GIVEN PROBLEM :: Transcribe every line, keeping it exact.

[Extracts from a graphics dataset]
____

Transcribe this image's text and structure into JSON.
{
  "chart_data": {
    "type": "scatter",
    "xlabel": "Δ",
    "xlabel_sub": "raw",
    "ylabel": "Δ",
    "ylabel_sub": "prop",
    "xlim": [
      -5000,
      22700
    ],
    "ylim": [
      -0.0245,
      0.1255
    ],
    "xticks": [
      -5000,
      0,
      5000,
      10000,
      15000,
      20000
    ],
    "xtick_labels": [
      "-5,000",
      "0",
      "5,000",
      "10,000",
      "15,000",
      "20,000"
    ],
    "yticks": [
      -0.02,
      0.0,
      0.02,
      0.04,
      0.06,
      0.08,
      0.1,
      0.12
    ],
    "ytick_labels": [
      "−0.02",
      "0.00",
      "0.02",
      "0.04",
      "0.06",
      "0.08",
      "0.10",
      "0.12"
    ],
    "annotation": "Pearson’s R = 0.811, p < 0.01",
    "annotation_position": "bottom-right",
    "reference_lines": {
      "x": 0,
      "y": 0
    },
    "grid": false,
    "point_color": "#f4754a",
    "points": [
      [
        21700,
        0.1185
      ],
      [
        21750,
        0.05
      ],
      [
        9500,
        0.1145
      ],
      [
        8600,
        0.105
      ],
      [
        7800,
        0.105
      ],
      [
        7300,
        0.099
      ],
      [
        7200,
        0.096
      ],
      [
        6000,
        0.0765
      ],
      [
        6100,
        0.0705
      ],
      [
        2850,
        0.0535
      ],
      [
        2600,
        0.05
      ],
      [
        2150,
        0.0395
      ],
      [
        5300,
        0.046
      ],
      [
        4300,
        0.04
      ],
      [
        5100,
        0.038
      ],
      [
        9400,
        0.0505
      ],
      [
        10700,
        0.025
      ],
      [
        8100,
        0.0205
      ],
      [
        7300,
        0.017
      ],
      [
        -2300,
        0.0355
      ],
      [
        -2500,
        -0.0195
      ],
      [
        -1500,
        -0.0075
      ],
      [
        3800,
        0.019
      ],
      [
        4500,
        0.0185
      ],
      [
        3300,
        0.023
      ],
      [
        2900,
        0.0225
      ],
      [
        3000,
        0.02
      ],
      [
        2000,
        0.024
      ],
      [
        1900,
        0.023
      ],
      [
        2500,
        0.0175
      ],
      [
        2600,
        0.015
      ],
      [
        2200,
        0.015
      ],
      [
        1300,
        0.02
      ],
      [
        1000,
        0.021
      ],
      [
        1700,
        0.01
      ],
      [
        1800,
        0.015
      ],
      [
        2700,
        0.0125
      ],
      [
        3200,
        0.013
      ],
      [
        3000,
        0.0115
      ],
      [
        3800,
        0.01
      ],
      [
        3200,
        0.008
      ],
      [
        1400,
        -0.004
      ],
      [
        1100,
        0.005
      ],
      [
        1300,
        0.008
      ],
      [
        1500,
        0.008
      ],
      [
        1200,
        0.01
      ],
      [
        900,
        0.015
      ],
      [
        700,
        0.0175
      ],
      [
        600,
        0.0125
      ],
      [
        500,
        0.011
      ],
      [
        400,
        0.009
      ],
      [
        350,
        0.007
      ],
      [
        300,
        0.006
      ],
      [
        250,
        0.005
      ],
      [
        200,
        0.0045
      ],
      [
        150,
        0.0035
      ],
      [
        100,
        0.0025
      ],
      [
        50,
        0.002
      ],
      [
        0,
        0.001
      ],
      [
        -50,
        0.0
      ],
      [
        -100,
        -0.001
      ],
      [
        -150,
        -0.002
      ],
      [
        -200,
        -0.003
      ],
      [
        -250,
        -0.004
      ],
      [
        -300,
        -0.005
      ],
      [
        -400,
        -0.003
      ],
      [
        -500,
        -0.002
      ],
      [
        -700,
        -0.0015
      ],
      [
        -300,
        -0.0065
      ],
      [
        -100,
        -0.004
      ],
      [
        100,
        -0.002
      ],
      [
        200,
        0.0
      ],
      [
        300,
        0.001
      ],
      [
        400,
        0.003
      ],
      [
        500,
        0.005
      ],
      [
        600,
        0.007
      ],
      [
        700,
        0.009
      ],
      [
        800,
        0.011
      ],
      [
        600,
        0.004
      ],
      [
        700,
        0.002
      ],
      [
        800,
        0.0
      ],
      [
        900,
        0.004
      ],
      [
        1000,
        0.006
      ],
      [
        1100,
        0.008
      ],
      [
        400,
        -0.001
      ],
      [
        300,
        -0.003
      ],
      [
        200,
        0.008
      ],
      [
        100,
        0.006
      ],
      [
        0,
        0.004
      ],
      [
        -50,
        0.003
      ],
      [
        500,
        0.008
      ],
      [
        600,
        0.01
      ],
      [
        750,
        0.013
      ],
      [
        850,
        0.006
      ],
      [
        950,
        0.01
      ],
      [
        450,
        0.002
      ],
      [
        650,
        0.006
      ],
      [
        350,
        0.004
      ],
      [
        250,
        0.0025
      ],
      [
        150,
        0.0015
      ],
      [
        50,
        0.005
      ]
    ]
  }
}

____

CORRECT RESULT ::
Transcribe this image's text and structure into JSON.
{
  "chart_data": {
    "type": "scatter",
    "xlabel": "Δ",
    "xlabel_sub": "raw",
    "ylabel": "Δ",
    "ylabel_sub": "prop",
    "xlim": [
      -5000,
      22700
    ],
    "ylim": [
      -0.0245,
      0.1255
    ],
    "xticks": [
      -5000,
      0,
      5000,
      10000,
      15000,
      20000
    ],
    "xtick_labels": [
      "-5,000",
      "0",
      "5,000",
      "10,000",
      "15,000",
      "20,000"
    ],
    "yticks": [
      -0.02,
      0.0,
      0.02,
      0.04,
      0.06,
      0.08,
      0.1,
      0.12
    ],
    "ytick_labels": [
      "−0.02",
      "0.00",
      "0.02",
      "0.04",
      "0.06",
      "0.08",
      "0.10",
      "0.12"
    ],
    "annotation": "Pearson’s R = 0.811, p < 0.01",
    "annotation_position": "bottom-right",
    "reference_lines": {
      "x": 0,
      "y": 0
    },
    "grid": false,
    "point_color": "#f4754a",
    "points": [
      [
        21700,
        0.1185
      ],
      [
        21750,
        0.05
      ],
      [
        9500,
        0.1145
      ],
      [
        8600,
        0.105
      ],
      [
        7800,
        0.105
      ],
      [
        7300,
        0.099
      ],
      [
        7200,
        0.096
      ],
      [
        6000,
        0.0765
      ],
      [
        6100,
        0.0705
      ],
      [
        2850,
        0.0535
      ],
      [
        2600,
        0.05
      ],
      [
        2150,
        0.0395
      ],
      [
        5300,
        0.046
      ],
      [
        4300,
        0.04
      ],
      [
        5100,
        0.038
      ],
      [
        9400,
        0.0505
      ],
      [
        10700,
        0.025
      ],
      [
        8100,
        0.0205
      ],
      [
        7300,
        0.017
      ],
      [
        -2300,
        0.0355
      ],
      [
        -2500,
        -0.0195
      ],
      [
        -1500,
        -0.0075
      ],
      [
        3800,
        0.019
      ],
      [
        4500,
        0.0185
      ],
      [
        3300,
        0.023
      ],
      [
        2900,
        0.0225
      ],
      [
        3000,
        0.02
      ],
      [
        2000,
        0.024
      ],
      [
        1900,
        0.023
      ],
      [
        2500,
        0.0175
      ],
      [
        2600,
        0.015
      ],
      [
        2200,
        0.015
      ],
      [
        1300,
        0.02
      ],
      [
        1000,
        0.021
      ],
      [
        1700,
        0.01
      ],
      [
        1800,
        0.015
      ],
      [
        2700,
        0.0125
      ],
      [
        3200,
        0.013
      ],
      [
        3000,
        0.0115
      ],
      [
        3800,
        0.01
      ],
      [
        3200,
        0.008
      ],
      [
        1400,
        -0.004
      ],
      [
        1100,
        0.005
      ],
      [
        1300,
        0.008
      ],
      [
        1500,
        0.008
      ],
      [
        1200,
        0.01
      ],
      [
        900,
        0.015
      ],
      [
        700,
        0.0175
      ],
      [
        600,
        0.0125
      ],
      [
        500,
        0.011
      ],
      [
        400,
        0.009
      ],
      [
        350,
        0.007
      ],
      [
        300,
        0.006
      ],
      [
        250,
        0.005
      ],
      [
        200,
        0.0045
      ],
      [
        150,
        0.0035
      ],
      [
        100,
        0.0025
      ],
      [
        50,
        0.002
      ],
      [
        0,
        0.001
      ],
      [
        -50,
        0.0
      ],
      [
        -100,
        -0.001
      ],
      [
        -150,
        -0.002
      ],
      [
        -200,
        -0.003
      ],
      [
        -250,
        -0.004
      ],
      [
        -300,
        -0.005
      ],
      [
        -400,
        -0.003
      ],
      [
        -500,
        -0.002
      ],
      [
        -700,
        -0.0015
      ],
      [
        -300,
        -0.0065
      ],
      [
        -100,
        -0.004
      ],
      [
        100,
        -0.002
      ],
      [
        200,
        0.0
      ],
      [
        300,
        0.001
      ],
      [
        400,
        0.003
      ],
      [
        500,
        0.005
      ],
      [
        600,
        0.007
      ],
      [
        700,
        0.009
      ],
      [
        800,
        0.011
      ],
      [
        600,
        0.004
      ],
      [
        700,
        0.002
      ],
      [
        800,
        0.0
      ],
      [
        900,
        0.004
      ],
      [
        1000,
        0.006
      ],
      [
        1100,
        0.008
      ],
      [
        400,
        -0.001
      ],
      [
        300,
        -0.003
      ],
      [
        200,
        0.008
      ],
      [
        100,
        0.006
      ],
      [
        0,
        0.004
      ],
      [
        -50,
        0.003
      ],
      [
        500,
        0.008
      ],
      [
        600,
        0.01
      ],
      [
        750,
        0.013
      ],
      [
        850,
        0.006
      ],
      [
        950,
        0.01
      ],
      [
        450,
        0.002
      ],
      [
        650,
        0.006
      ],
      [
        350,
        0.004
      ],
      [
        250,
        0.0025
      ],
      [
        150,
        0.0015
      ],
      [
        50,
        0.005
      ]
    ]
  }
}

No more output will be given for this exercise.